>> Begin

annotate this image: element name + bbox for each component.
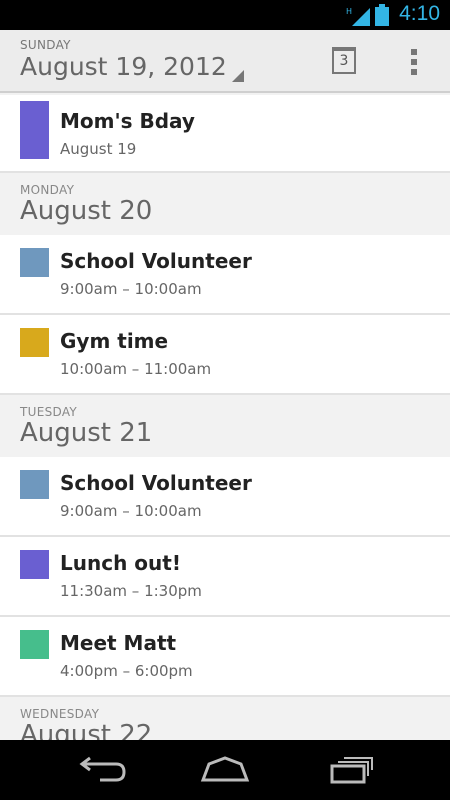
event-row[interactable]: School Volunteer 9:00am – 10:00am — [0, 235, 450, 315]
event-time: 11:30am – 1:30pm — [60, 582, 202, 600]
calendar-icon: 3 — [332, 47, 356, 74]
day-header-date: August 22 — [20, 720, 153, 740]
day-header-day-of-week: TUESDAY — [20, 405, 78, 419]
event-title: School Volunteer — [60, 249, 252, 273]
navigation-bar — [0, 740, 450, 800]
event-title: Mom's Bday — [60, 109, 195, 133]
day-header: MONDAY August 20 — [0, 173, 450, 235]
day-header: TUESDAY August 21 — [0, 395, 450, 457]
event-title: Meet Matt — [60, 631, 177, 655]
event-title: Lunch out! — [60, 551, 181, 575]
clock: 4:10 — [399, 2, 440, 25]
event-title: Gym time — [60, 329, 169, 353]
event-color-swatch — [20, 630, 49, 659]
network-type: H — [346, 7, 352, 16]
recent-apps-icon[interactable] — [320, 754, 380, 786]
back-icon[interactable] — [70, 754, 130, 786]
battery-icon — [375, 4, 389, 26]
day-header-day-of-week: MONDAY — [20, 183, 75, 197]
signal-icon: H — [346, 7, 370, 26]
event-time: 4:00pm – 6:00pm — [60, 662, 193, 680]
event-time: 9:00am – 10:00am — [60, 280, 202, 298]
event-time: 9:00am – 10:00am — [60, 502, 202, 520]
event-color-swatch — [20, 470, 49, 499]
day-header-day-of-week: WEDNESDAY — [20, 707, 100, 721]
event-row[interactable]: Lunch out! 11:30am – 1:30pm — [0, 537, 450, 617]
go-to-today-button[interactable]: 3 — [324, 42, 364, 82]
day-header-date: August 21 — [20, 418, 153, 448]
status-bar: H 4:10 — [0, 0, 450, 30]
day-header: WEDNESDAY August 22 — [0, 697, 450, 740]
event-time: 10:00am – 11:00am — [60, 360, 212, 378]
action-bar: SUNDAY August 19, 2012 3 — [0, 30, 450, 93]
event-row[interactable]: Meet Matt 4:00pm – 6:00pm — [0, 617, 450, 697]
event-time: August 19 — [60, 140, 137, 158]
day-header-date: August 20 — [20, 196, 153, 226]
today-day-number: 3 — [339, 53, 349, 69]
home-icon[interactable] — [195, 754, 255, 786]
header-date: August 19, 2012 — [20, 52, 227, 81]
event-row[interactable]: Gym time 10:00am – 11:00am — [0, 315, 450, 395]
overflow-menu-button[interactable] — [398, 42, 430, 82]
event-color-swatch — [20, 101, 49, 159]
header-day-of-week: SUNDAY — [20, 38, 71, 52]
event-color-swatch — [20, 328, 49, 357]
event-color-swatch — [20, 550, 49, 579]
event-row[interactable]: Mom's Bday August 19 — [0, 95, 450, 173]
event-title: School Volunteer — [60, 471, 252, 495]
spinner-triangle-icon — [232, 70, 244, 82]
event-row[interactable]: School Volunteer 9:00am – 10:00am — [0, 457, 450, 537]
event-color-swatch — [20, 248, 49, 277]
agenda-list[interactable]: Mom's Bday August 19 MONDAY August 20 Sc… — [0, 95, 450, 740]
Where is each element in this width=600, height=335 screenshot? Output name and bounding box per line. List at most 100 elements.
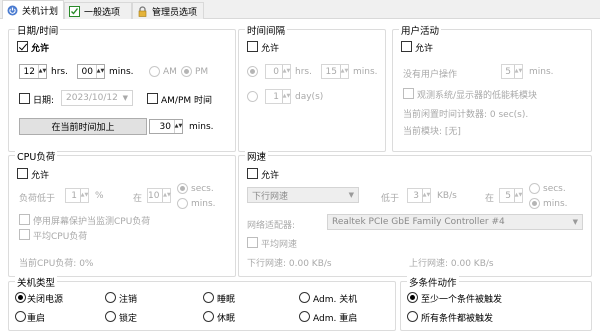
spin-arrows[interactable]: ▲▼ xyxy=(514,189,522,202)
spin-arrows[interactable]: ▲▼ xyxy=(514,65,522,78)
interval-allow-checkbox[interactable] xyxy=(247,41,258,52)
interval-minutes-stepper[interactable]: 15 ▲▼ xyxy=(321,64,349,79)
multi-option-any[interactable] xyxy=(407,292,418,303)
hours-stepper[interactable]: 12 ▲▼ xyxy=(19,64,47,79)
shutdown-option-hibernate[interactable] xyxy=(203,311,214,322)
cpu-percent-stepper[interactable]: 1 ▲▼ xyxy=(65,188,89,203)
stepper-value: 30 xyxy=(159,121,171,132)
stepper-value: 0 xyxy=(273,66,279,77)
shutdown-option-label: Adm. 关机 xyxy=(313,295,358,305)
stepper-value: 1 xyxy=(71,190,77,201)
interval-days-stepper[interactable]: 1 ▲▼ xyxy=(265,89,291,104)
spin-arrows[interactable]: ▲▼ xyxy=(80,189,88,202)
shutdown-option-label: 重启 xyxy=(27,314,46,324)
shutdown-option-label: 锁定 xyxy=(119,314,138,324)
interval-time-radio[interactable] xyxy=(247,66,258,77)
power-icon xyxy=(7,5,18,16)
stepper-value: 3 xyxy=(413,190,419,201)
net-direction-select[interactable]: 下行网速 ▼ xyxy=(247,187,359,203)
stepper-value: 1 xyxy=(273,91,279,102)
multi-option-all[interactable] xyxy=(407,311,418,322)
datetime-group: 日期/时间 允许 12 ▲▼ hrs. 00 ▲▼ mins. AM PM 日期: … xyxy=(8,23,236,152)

>> End

THE PROBLEM.
Echo all of the lines above word for word, leaving out the pictures.

EXERCISE RESULT.
annotate this image: element name + bbox for each component.
event-row[interactable]: School Volunteer 9:00am – 10:00am — [0, 235, 450, 315]
event-time: 11:30am – 1:30pm — [60, 582, 202, 600]
calendar-icon: 3 — [332, 47, 356, 74]
day-header-date: August 22 — [20, 720, 153, 740]
day-header-day-of-week: TUESDAY — [20, 405, 78, 419]
event-title: School Volunteer — [60, 249, 252, 273]
navigation-bar — [0, 740, 450, 800]
event-title: Mom's Bday — [60, 109, 195, 133]
day-header: MONDAY August 20 — [0, 173, 450, 235]
day-header: TUESDAY August 21 — [0, 395, 450, 457]
event-title: Meet Matt — [60, 631, 177, 655]
event-title: Lunch out! — [60, 551, 181, 575]
clock: 4:10 — [399, 2, 440, 25]
event-title: Gym time — [60, 329, 169, 353]
event-color-swatch — [20, 630, 49, 659]
network-type: H — [346, 7, 352, 16]
recent-apps-icon[interactable] — [320, 754, 380, 786]
back-icon[interactable] — [70, 754, 130, 786]
battery-icon — [375, 4, 389, 26]
day-header-day-of-week: MONDAY — [20, 183, 75, 197]
signal-icon: H — [346, 7, 370, 26]
event-time: 4:00pm – 6:00pm — [60, 662, 193, 680]
event-time: 9:00am – 10:00am — [60, 280, 202, 298]
event-time: 9:00am – 10:00am — [60, 502, 202, 520]
event-color-swatch — [20, 470, 49, 499]
day-header-day-of-week: WEDNESDAY — [20, 707, 100, 721]
event-row[interactable]: Lunch out! 11:30am – 1:30pm — [0, 537, 450, 617]
go-to-today-button[interactable]: 3 — [324, 42, 364, 82]
day-header-date: August 21 — [20, 418, 153, 448]
status-bar: H 4:10 — [0, 0, 450, 30]
day-header: WEDNESDAY August 22 — [0, 697, 450, 740]
event-time: 10:00am – 11:00am — [60, 360, 212, 378]
action-bar: SUNDAY August 19, 2012 3 — [0, 30, 450, 93]
event-row[interactable]: Meet Matt 4:00pm – 6:00pm — [0, 617, 450, 697]
event-time: August 19 — [60, 140, 137, 158]
day-header-date: August 20 — [20, 196, 153, 226]
today-day-number: 3 — [339, 53, 349, 69]
home-icon[interactable] — [195, 754, 255, 786]
header-date: August 19, 2012 — [20, 52, 227, 81]
event-row[interactable]: Gym time 10:00am – 11:00am — [0, 315, 450, 395]
overflow-menu-button[interactable] — [398, 42, 430, 82]
event-color-swatch — [20, 101, 49, 159]
header-day-of-week: SUNDAY — [20, 38, 71, 52]
event-color-swatch — [20, 328, 49, 357]
event-color-swatch — [20, 550, 49, 579]
event-row[interactable]: Mom's Bday August 19 — [0, 95, 450, 173]
event-title: School Volunteer — [60, 471, 252, 495]
spinner-triangle-icon — [232, 70, 244, 82]
event-row[interactable]: School Volunteer 9:00am – 10:00am — [0, 457, 450, 537]
event-color-swatch — [20, 248, 49, 277]
agenda-list[interactable]: Mom's Bday August 19 MONDAY August 20 Sc… — [0, 95, 450, 740]
Where is each element in this width=600, height=335 screenshot? Output name and bounding box per line. List at most 100 elements.
spin-arrows[interactable]: ▲▼ xyxy=(514,189,522,202)
spin-arrows[interactable]: ▲▼ xyxy=(514,65,522,78)
interval-allow-checkbox[interactable] xyxy=(247,41,258,52)
interval-minutes-stepper[interactable]: 15 ▲▼ xyxy=(321,64,349,79)
multi-option-any[interactable] xyxy=(407,292,418,303)
hours-stepper[interactable]: 12 ▲▼ xyxy=(19,64,47,79)
shutdown-option-hibernate[interactable] xyxy=(203,311,214,322)
cpu-percent-stepper[interactable]: 1 ▲▼ xyxy=(65,188,89,203)
stepper-value: 30 xyxy=(159,121,171,132)
stepper-value: 0 xyxy=(273,66,279,77)
shutdown-option-label: Adm. 关机 xyxy=(313,295,358,305)
stepper-value: 1 xyxy=(71,190,77,201)
interval-days-stepper[interactable]: 1 ▲▼ xyxy=(265,89,291,104)
spin-arrows[interactable]: ▲▼ xyxy=(80,189,88,202)
shutdown-option-label: 重启 xyxy=(27,314,46,324)
shutdown-option-label: 锁定 xyxy=(119,314,138,324)
interval-time-radio[interactable] xyxy=(247,66,258,77)
power-icon xyxy=(7,5,18,16)
stepper-value: 3 xyxy=(413,190,419,201)
net-direction-select[interactable]: 下行网速 ▼ xyxy=(247,187,359,203)
stepper-value: 1 xyxy=(273,91,279,102)
multi-option-all[interactable] xyxy=(407,311,418,322)
datetime-group: 日期/时间 允许 12 ▲▼ hrs. 00 ▲▼ mins. AM PM 日期: … xyxy=(8,23,236,152)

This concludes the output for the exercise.